__SET TASK__:
Pick out each line below containing "this".

═══

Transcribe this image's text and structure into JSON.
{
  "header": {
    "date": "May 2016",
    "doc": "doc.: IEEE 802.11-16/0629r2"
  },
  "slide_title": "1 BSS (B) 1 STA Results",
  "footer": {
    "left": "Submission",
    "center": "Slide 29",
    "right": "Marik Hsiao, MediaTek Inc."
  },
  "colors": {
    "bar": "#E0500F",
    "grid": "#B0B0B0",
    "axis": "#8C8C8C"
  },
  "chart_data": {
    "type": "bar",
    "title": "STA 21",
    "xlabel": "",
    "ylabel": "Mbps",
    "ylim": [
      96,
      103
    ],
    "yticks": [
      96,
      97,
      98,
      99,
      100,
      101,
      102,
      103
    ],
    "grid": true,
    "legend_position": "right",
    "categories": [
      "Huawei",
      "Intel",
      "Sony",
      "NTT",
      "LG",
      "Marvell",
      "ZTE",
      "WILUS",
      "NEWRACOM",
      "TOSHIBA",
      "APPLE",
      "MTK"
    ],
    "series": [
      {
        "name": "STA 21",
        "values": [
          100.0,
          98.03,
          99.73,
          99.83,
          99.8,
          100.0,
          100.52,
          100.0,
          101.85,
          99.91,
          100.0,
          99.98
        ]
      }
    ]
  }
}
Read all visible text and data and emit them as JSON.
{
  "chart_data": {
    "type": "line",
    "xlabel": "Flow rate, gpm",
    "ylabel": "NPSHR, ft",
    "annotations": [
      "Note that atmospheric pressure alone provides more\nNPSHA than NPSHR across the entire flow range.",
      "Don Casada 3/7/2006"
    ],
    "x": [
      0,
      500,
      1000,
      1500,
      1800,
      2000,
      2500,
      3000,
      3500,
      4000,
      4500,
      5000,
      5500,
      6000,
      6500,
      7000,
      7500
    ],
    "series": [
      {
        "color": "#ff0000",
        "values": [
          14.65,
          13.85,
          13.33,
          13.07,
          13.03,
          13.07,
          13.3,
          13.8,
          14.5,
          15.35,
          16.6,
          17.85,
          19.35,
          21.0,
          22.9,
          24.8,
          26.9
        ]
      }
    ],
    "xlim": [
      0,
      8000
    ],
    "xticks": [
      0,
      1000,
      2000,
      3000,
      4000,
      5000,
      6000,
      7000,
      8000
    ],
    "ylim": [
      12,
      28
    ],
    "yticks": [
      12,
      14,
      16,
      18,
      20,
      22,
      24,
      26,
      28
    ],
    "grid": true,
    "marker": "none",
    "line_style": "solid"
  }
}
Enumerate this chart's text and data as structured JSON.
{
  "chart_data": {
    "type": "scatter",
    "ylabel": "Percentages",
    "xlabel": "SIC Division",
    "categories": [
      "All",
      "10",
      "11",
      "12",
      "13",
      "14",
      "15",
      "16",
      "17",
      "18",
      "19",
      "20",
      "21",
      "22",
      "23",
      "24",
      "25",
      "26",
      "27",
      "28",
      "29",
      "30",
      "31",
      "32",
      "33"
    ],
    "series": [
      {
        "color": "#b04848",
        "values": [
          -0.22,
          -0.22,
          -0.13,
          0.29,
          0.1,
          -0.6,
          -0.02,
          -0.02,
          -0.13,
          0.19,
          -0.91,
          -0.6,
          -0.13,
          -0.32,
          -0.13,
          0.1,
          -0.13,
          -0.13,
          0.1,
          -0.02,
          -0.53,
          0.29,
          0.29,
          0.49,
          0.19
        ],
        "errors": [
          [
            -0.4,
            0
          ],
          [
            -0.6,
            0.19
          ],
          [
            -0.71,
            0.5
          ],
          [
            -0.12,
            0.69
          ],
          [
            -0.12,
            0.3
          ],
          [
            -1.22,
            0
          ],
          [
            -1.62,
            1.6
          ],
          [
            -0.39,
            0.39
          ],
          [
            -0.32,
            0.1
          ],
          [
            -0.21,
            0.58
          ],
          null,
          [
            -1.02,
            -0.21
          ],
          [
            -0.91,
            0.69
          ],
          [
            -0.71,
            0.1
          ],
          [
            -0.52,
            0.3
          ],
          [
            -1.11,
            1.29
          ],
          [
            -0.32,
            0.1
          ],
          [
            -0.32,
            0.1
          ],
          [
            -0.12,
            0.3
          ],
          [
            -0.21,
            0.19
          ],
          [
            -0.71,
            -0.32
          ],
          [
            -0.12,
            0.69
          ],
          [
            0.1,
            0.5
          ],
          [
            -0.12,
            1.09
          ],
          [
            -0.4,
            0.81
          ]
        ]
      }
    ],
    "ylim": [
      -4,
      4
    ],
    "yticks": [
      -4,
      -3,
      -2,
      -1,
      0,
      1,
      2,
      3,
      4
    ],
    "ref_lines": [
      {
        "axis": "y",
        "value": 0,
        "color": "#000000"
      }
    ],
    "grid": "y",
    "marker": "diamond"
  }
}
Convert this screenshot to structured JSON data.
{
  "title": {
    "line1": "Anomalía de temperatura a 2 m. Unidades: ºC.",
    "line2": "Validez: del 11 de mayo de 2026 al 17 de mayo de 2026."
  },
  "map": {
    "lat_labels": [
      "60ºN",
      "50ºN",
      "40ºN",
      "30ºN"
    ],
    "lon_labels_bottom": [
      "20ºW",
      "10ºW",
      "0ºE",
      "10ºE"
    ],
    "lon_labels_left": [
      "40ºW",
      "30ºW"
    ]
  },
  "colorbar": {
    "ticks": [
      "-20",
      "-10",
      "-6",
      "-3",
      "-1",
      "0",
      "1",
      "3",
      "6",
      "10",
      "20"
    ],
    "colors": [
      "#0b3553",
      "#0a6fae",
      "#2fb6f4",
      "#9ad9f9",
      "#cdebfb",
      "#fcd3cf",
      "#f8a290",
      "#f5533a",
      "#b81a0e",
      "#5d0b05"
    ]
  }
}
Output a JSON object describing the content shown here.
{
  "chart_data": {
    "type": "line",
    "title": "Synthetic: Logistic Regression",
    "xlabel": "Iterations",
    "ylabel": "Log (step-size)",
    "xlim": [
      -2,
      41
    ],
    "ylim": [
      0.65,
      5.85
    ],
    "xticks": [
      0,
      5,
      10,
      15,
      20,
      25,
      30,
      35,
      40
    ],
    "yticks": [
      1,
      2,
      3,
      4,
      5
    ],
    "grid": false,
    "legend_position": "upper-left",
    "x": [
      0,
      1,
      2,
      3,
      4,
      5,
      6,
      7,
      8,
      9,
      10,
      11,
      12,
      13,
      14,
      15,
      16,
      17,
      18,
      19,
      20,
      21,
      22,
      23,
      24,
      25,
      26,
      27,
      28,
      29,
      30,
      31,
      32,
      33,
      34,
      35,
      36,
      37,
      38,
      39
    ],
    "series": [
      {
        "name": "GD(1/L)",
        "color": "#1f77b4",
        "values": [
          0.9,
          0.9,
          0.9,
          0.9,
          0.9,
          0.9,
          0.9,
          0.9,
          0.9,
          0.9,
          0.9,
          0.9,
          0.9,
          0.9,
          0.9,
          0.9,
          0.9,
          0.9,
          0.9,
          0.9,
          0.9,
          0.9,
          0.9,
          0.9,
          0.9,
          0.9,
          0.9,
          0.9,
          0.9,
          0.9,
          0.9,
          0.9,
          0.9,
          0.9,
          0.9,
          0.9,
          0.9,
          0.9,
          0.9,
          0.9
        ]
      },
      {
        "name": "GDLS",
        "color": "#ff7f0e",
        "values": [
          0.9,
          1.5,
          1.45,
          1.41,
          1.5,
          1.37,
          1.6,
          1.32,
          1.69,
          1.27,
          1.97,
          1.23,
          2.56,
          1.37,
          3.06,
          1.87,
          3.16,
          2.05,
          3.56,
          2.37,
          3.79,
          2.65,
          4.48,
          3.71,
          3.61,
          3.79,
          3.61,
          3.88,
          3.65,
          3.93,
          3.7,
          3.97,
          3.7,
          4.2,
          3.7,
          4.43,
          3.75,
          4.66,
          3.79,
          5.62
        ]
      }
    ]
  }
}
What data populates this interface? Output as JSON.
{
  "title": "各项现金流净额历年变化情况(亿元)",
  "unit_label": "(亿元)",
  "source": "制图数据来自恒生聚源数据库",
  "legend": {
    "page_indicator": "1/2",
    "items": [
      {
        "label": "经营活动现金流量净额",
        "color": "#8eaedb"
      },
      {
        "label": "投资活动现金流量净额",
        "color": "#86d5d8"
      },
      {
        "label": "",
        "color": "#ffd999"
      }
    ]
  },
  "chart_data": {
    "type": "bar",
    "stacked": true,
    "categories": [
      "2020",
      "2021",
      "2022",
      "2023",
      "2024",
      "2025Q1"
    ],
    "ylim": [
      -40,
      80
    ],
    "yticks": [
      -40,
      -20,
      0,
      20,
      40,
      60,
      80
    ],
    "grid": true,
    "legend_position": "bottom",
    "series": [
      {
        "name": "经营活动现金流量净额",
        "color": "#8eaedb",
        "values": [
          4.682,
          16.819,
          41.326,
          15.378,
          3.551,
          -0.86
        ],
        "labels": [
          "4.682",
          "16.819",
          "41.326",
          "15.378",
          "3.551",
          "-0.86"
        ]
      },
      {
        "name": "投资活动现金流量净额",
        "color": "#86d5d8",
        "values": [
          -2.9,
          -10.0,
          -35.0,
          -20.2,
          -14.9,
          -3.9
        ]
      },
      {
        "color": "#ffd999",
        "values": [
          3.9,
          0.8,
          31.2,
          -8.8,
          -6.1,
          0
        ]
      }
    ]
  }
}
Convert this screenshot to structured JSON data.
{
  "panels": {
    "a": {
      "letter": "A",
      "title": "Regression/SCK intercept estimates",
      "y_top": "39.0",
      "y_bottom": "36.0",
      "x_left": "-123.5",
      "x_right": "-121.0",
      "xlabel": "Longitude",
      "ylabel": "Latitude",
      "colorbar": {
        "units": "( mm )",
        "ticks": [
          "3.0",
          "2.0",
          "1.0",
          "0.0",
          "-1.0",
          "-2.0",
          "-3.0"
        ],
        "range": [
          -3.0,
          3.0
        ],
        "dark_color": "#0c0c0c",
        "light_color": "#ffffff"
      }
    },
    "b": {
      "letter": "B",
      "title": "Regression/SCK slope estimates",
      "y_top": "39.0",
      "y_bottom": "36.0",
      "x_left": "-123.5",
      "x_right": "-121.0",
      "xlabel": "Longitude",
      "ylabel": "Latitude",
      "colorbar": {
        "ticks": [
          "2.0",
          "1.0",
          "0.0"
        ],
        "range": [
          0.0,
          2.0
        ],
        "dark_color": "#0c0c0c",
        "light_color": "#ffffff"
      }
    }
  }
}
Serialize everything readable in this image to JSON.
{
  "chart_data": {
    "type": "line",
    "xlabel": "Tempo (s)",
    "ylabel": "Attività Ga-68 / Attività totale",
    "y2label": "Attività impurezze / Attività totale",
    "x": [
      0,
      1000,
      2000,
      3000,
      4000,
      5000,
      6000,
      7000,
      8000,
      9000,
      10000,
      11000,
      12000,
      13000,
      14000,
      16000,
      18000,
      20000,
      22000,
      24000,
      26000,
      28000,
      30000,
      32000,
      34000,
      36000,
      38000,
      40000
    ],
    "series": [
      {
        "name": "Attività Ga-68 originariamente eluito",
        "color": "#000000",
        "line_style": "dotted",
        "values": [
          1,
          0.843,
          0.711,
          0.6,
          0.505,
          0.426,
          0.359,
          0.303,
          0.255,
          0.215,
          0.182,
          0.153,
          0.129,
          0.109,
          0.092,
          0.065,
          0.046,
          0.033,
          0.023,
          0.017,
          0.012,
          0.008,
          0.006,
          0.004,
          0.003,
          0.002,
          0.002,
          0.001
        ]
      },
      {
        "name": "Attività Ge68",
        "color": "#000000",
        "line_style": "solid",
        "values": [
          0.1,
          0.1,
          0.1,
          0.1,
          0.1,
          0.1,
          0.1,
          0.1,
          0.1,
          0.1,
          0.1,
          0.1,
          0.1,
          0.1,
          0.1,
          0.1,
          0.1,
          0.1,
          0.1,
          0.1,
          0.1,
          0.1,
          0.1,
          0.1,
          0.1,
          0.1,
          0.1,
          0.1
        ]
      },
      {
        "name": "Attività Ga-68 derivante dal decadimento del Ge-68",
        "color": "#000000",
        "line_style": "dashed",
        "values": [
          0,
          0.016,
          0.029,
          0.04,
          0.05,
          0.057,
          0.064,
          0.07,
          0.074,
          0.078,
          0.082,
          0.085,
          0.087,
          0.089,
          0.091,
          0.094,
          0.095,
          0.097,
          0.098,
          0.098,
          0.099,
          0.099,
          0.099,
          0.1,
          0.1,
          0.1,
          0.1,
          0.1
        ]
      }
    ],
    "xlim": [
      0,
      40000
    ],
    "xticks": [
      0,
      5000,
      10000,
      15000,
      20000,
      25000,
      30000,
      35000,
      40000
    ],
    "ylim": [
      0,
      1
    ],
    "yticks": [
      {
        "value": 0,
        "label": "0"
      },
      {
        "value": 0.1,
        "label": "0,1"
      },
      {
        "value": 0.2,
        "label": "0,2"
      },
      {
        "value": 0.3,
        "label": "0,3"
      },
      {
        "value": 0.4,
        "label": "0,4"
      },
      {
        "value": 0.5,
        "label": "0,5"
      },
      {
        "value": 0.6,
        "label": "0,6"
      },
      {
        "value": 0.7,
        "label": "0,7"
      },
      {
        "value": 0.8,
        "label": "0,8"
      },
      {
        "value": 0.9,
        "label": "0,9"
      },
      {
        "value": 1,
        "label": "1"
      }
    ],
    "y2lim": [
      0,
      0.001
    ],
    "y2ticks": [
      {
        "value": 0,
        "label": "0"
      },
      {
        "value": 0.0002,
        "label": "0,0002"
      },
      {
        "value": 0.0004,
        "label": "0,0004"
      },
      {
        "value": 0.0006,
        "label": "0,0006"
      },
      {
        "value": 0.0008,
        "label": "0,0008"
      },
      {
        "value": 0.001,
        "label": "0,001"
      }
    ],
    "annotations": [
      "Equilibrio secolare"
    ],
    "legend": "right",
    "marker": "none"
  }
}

═══

__TASK ANSWER__:
Transcribe this image's text and structure into JSON.
Enumerate this chart's text and data as structured JSON.
Convert this screenshot to structured JSON data.
What data populates this interface? Output as JSON.
Convert this screenshot to structured JSON data.
Serialize everything readable in this image to JSON.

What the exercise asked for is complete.